AIM OF THE TASK
Of the lines in the data below, count the ones holding the string "file", and answer with that number only.

[Excerpt from a dataset]
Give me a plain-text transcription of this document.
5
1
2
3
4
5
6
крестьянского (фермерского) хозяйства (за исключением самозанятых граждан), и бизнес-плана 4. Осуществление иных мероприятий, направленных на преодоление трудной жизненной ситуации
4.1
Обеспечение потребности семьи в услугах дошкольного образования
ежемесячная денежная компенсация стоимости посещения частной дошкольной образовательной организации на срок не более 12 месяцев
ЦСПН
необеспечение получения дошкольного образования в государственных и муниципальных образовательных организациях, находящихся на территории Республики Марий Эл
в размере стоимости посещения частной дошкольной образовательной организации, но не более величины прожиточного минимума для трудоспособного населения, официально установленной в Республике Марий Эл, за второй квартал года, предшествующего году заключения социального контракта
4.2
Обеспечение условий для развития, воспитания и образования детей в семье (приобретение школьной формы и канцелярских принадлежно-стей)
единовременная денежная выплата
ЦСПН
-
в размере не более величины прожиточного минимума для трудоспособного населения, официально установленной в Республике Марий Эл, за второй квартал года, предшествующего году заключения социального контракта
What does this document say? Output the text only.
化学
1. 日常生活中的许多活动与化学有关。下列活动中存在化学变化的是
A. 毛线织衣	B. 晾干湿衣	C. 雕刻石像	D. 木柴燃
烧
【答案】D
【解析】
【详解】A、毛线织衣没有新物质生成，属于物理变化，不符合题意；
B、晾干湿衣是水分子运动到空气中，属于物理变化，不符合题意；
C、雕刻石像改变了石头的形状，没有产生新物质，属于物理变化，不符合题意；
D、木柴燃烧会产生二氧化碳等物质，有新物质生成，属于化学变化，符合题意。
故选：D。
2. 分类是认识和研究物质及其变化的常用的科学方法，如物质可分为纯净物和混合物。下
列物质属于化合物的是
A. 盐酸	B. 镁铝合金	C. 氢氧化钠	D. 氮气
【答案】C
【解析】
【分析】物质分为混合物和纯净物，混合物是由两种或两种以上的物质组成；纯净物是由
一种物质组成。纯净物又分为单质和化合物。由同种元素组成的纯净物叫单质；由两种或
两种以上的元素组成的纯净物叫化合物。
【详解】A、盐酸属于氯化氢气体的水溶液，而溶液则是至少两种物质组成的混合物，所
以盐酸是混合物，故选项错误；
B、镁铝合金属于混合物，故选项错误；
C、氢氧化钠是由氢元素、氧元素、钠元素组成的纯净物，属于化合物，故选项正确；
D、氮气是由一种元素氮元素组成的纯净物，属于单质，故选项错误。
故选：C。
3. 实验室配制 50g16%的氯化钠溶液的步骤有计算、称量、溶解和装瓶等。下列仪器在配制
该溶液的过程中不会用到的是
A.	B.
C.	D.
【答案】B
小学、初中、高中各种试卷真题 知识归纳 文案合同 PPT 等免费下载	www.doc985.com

...

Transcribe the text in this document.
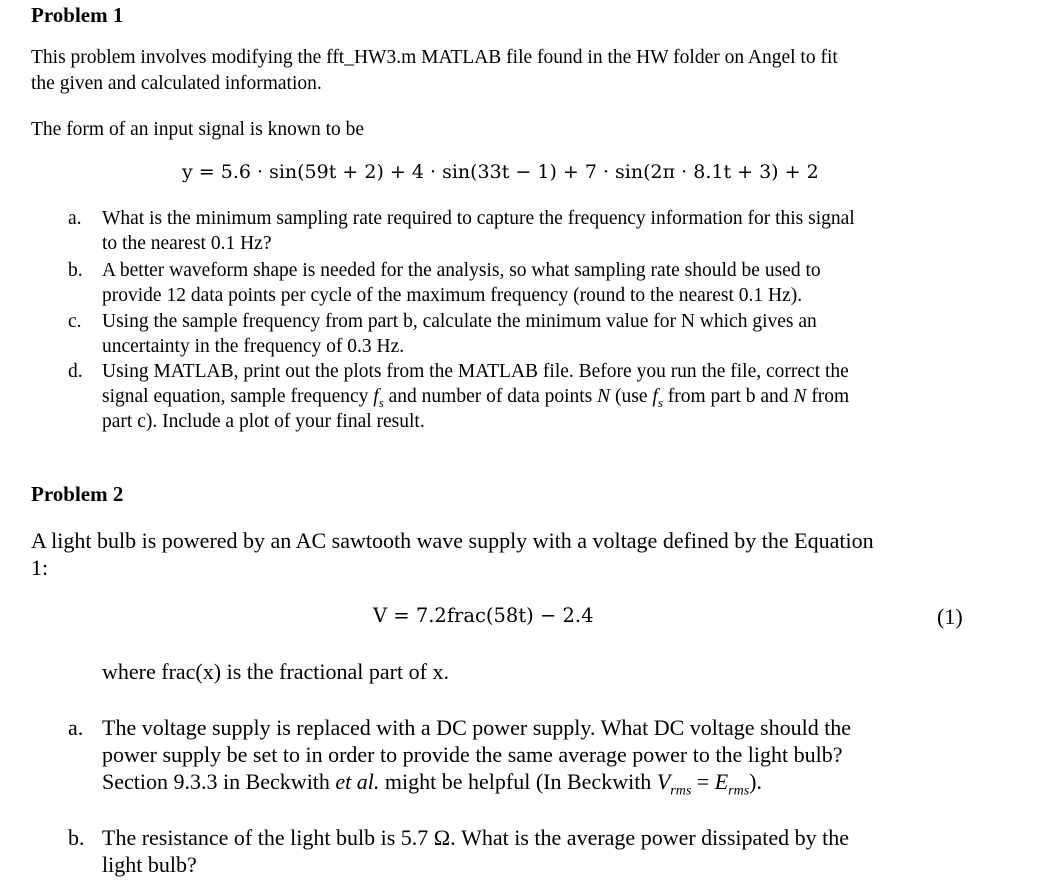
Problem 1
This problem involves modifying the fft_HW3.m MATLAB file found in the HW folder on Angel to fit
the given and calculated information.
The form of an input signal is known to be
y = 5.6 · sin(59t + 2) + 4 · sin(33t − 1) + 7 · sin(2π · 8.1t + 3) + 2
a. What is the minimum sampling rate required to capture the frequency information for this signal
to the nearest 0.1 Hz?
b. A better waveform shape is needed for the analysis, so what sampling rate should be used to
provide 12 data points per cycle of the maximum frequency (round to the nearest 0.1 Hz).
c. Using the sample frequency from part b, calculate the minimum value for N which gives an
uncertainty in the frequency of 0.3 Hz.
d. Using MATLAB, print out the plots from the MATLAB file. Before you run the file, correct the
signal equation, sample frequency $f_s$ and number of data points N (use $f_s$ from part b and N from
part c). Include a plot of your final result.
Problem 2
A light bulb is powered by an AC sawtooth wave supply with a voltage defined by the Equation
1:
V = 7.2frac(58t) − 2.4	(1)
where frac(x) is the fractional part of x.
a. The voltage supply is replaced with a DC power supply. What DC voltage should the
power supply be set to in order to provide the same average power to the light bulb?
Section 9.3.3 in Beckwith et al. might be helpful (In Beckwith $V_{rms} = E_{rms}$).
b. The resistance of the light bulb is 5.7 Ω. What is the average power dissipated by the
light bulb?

EXPECTED OUTPUT
2